## TASK OBJECTIVE:
Copy the listing below word for word, starting at the line containing "output-panel-label: HUMANIZED OUTPUT" and stopping after the line containing "output-empty-badge xyxy=(908,546,972,610)". Include both of those lines.

[Stored data entries]
__________________________________________________

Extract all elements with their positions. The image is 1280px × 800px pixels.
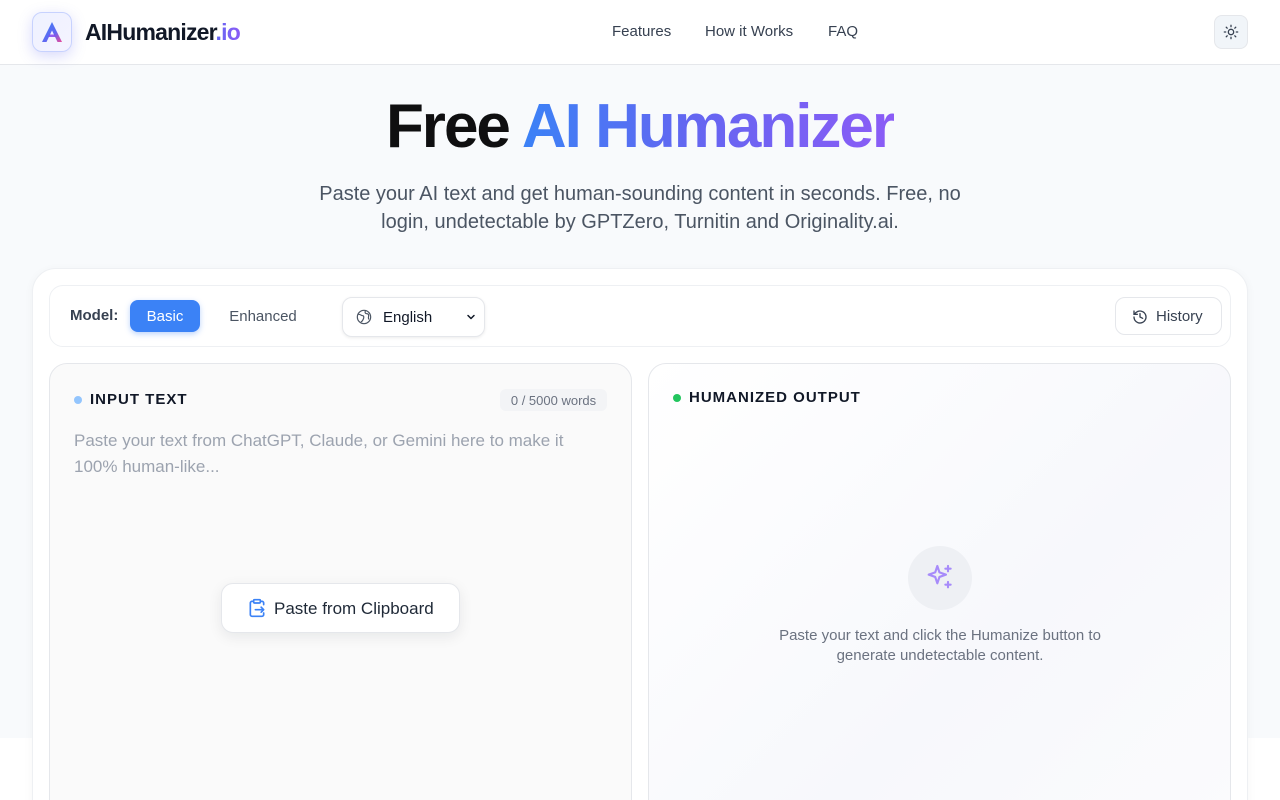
output-panel-label: HUMANIZED OUTPUT xyxy=(689,389,861,406)
word-count-badge: 0 / 5000 words xyxy=(500,389,607,411)
nav-faq[interactable]: FAQ xyxy=(828,22,858,42)
sun-icon xyxy=(1223,24,1239,40)
sparkles-icon xyxy=(927,564,952,589)
top-header: AIHumanizer.io Features How it Works FAQ xyxy=(0,0,1280,65)
main-nav: Features How it Works FAQ xyxy=(0,22,1280,42)
paste-button-label: Paste from Clipboard xyxy=(274,599,434,618)
output-empty-hint: Paste your text and click the Humanize b… xyxy=(779,627,1101,664)
title-plain: Free xyxy=(385,92,511,161)
history-clock-icon xyxy=(1133,310,1147,324)
title-gradient: AI Humanizer xyxy=(521,92,896,161)
language-select[interactable]: English xyxy=(342,297,485,337)
input-panel-label: INPUT TEXT xyxy=(90,391,188,408)
model-enhanced-button[interactable]: Enhanced xyxy=(216,300,310,332)
model-basic-button[interactable]: Basic xyxy=(130,300,200,332)
language-value: English xyxy=(383,309,433,326)
history-button[interactable]: History xyxy=(1115,297,1222,335)
history-label: History xyxy=(1156,308,1203,325)
input-status-dot xyxy=(74,396,82,404)
model-label: Model: xyxy=(70,307,119,324)
output-empty-badge xyxy=(908,546,972,610)
page-title: Free AI Humanizer xyxy=(0,90,1280,164)
theme-toggle-button[interactable] xyxy=(1214,15,1248,49)
paste-from-clipboard-button[interactable]: Paste from Clipboard xyxy=(221,583,460,633)
nav-how-it-works[interactable]: How it Works xyxy=(705,22,793,42)
page-subtitle: Paste your AI text and get human-soundin… xyxy=(319,183,961,233)
chevron-down-icon xyxy=(467,314,475,320)
nav-features[interactable]: Features xyxy=(612,22,671,42)
globe-icon xyxy=(356,309,372,325)
input-textarea[interactable] xyxy=(74,428,594,488)
clipboard-icon xyxy=(249,598,265,618)
output-status-dot xyxy=(673,394,681,402)
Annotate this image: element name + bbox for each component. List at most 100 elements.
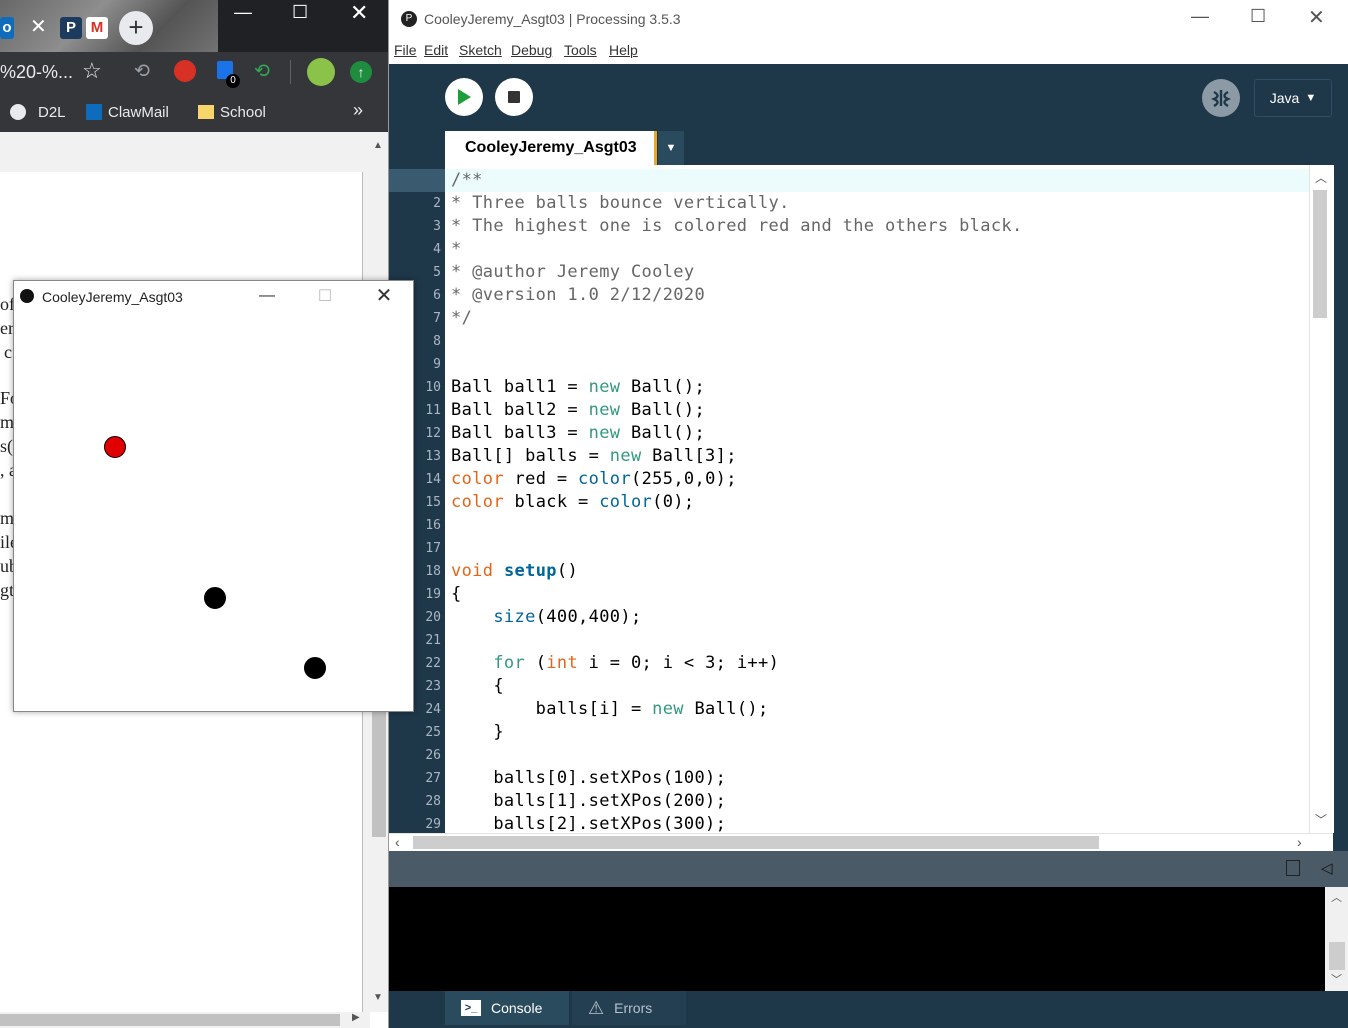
run-button[interactable]	[445, 78, 483, 116]
processing-ide-window: P CooleyJeremy_Asgt03 | Processing 3.5.3…	[388, 0, 1348, 1028]
code-line: balls[1].setXPos(200);	[451, 791, 727, 811]
pearson-tab-icon[interactable]: P	[60, 17, 82, 39]
omnibox[interactable]: %20-%...	[0, 62, 73, 83]
menu-file[interactable]: File	[394, 42, 417, 58]
menu-sketch[interactable]: Sketch	[459, 42, 502, 58]
copy-console-icon[interactable]	[1286, 860, 1300, 876]
close-icon[interactable]: ✕	[1308, 5, 1325, 30]
ball-black-2	[304, 657, 326, 679]
scroll-right-icon[interactable]: ▶	[352, 1012, 360, 1023]
code-line: * @author Jeremy Cooley	[451, 262, 695, 282]
browser-hscroll-thumb[interactable]	[0, 1014, 340, 1026]
bookmark-label: D2L	[38, 103, 66, 121]
extension-icon[interactable]: ⟲	[134, 60, 150, 83]
code-line: {	[451, 584, 462, 604]
stop-icon	[508, 91, 520, 103]
close-window-icon[interactable]: ✕	[350, 0, 368, 26]
debugger-button[interactable]	[1202, 79, 1240, 117]
scroll-down-icon[interactable]: ﹀	[1331, 971, 1342, 987]
maximize-icon[interactable]: ☐	[1250, 6, 1266, 27]
extension-count-badge: 0	[226, 74, 240, 88]
chevron-down-icon: ▼	[1305, 92, 1317, 104]
gmail-tab-icon[interactable]: M	[86, 17, 108, 39]
butterfly-icon	[1210, 90, 1232, 108]
bookmark-star-icon[interactable]: ☆	[82, 58, 102, 84]
bookmark-d2l[interactable]: D2L	[10, 102, 66, 122]
console-icon: >_	[461, 1000, 481, 1016]
bookmark-label: School	[220, 103, 266, 121]
adblock-icon[interactable]	[174, 60, 196, 82]
browser-scroll-thumb[interactable]	[372, 692, 386, 837]
console-scroll-thumb[interactable]	[1329, 942, 1345, 970]
outlook-tab-icon[interactable]: o	[0, 17, 14, 39]
bookmark-school[interactable]: School	[198, 102, 266, 122]
minimize-icon[interactable]: —	[1191, 6, 1209, 27]
code-editor[interactable]: 1234567891011121314151617181920212223242…	[389, 165, 1333, 833]
current-line-gutter	[389, 169, 445, 192]
ball-black-1	[204, 587, 226, 609]
maximize-icon: ☐	[317, 288, 333, 305]
menu-help[interactable]: Help	[609, 42, 638, 58]
collapse-console-icon[interactable]: ◁	[1321, 859, 1333, 877]
browser-tab-strip: o ✕ P M + — ☐ ✕	[0, 0, 388, 52]
menu-edit[interactable]: Edit	[424, 42, 448, 58]
sketch-window-title: CooleyJeremy_Asgt03	[42, 289, 183, 305]
close-tab-icon[interactable]: ✕	[30, 14, 47, 39]
line-number: 28	[425, 794, 441, 809]
code-line: balls[i] = new Ball();	[451, 699, 769, 719]
menu-debug[interactable]: Debug	[511, 42, 552, 58]
ide-footer: >_ Console ⚠ Errors	[389, 991, 1348, 1028]
line-number: 4	[433, 242, 441, 257]
scroll-down-icon[interactable]: ▼	[373, 992, 383, 1003]
new-tab-button[interactable]: +	[119, 11, 153, 45]
editor-hscroll-thumb[interactable]	[413, 836, 1099, 849]
maximize-icon[interactable]: ☐	[292, 2, 308, 23]
code-line: Ball[] balls = new Ball[3];	[451, 446, 737, 466]
update-icon[interactable]: ↑	[350, 61, 372, 83]
mode-selector[interactable]: Java ▼	[1254, 79, 1332, 117]
minimize-icon[interactable]: —	[234, 2, 252, 23]
code-line: color red = color(255,0,0);	[451, 469, 737, 489]
mode-label: Java	[1269, 90, 1300, 106]
code-line: }	[451, 722, 504, 742]
stop-button[interactable]	[495, 78, 533, 116]
tab-menu-button[interactable]: ▼	[658, 131, 684, 165]
page-text-fragment: m	[0, 508, 15, 528]
code-line: {	[451, 676, 504, 696]
minimize-icon[interactable]: —	[244, 277, 290, 315]
ide-window-title: CooleyJeremy_Asgt03 | Processing 3.5.3	[424, 11, 681, 27]
scroll-up-icon[interactable]: ︿	[1315, 169, 1327, 186]
page-text-fragment: er	[0, 318, 14, 338]
tab-console[interactable]: >_ Console	[445, 991, 569, 1025]
console-output[interactable]	[389, 887, 1325, 991]
scroll-up-icon[interactable]: ▲	[373, 140, 383, 151]
globe-icon	[10, 104, 26, 120]
console-scrollbar[interactable]: ︿ ﹀	[1325, 887, 1348, 991]
grammar-extension-icon[interactable]: ⟲	[254, 60, 270, 83]
close-icon[interactable]: ✕	[361, 276, 407, 314]
more-bookmarks-button[interactable]: »	[353, 100, 363, 121]
line-number: 29	[425, 817, 441, 832]
code-line: void setup()	[451, 561, 579, 581]
code-line: size(400,400);	[493, 607, 642, 627]
editor-scroll-thumb[interactable]	[1313, 190, 1327, 318]
bookmarks-bar: D2L ClawMail School »	[0, 92, 388, 132]
tab-sketch[interactable]: CooleyJeremy_Asgt03	[445, 131, 657, 165]
scroll-right-icon[interactable]: ›	[1297, 834, 1302, 850]
browser-horizontal-scrollbar[interactable]: ▶	[0, 1012, 370, 1028]
warning-icon: ⚠	[588, 997, 605, 1018]
code-line: color black = color(0);	[451, 492, 695, 512]
processing-logo-icon	[20, 289, 34, 303]
line-number: 2	[433, 196, 441, 211]
profile-avatar[interactable]	[307, 58, 335, 86]
status-bar: ◁	[389, 851, 1348, 887]
scroll-up-icon[interactable]: ︿	[1331, 889, 1342, 905]
processing-logo-icon: P	[401, 11, 417, 27]
scroll-down-icon[interactable]: ﹀	[1315, 811, 1327, 828]
tab-errors[interactable]: ⚠ Errors	[572, 991, 686, 1025]
code-line: * The highest one is colored red and the…	[451, 216, 1023, 236]
menu-tools[interactable]: Tools	[564, 42, 597, 58]
bookmark-clawmail[interactable]: ClawMail	[86, 102, 169, 122]
line-number: 3	[433, 219, 441, 234]
scroll-left-icon[interactable]: ‹	[395, 834, 400, 850]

__________________________________________________

## THE RESPONSE:
output-panel-label: HUMANIZED OUTPUT xyxy=(689,389,861,406)
word-count-badge: 0 / 5000 words xyxy=(500,389,607,411)
nav-faq[interactable]: FAQ xyxy=(828,22,858,42)
sun-icon xyxy=(1223,24,1239,40)
sparkles-icon xyxy=(927,564,952,589)
top-header: AIHumanizer.io Features How it Works FAQ xyxy=(0,0,1280,65)
main-nav: Features How it Works FAQ xyxy=(0,22,1280,42)
paste-button-label: Paste from Clipboard xyxy=(274,599,434,618)
output-empty-hint: Paste your text and click the Humanize b… xyxy=(779,627,1101,664)
title-plain: Free xyxy=(385,92,511,161)
history-clock-icon xyxy=(1133,310,1147,324)
title-gradient: AI Humanizer xyxy=(521,92,896,161)
language-select[interactable]: English xyxy=(342,297,485,337)
input-panel-label: INPUT TEXT xyxy=(90,391,188,408)
model-enhanced-button[interactable]: Enhanced xyxy=(216,300,310,332)
model-basic-button[interactable]: Basic xyxy=(130,300,200,332)
language-value: English xyxy=(383,309,433,326)
history-button[interactable]: History xyxy=(1115,297,1222,335)
history-label: History xyxy=(1156,308,1203,325)
input-status-dot xyxy=(74,396,82,404)
model-label: Model: xyxy=(70,307,119,324)
output-empty-badge xyxy=(908,546,972,610)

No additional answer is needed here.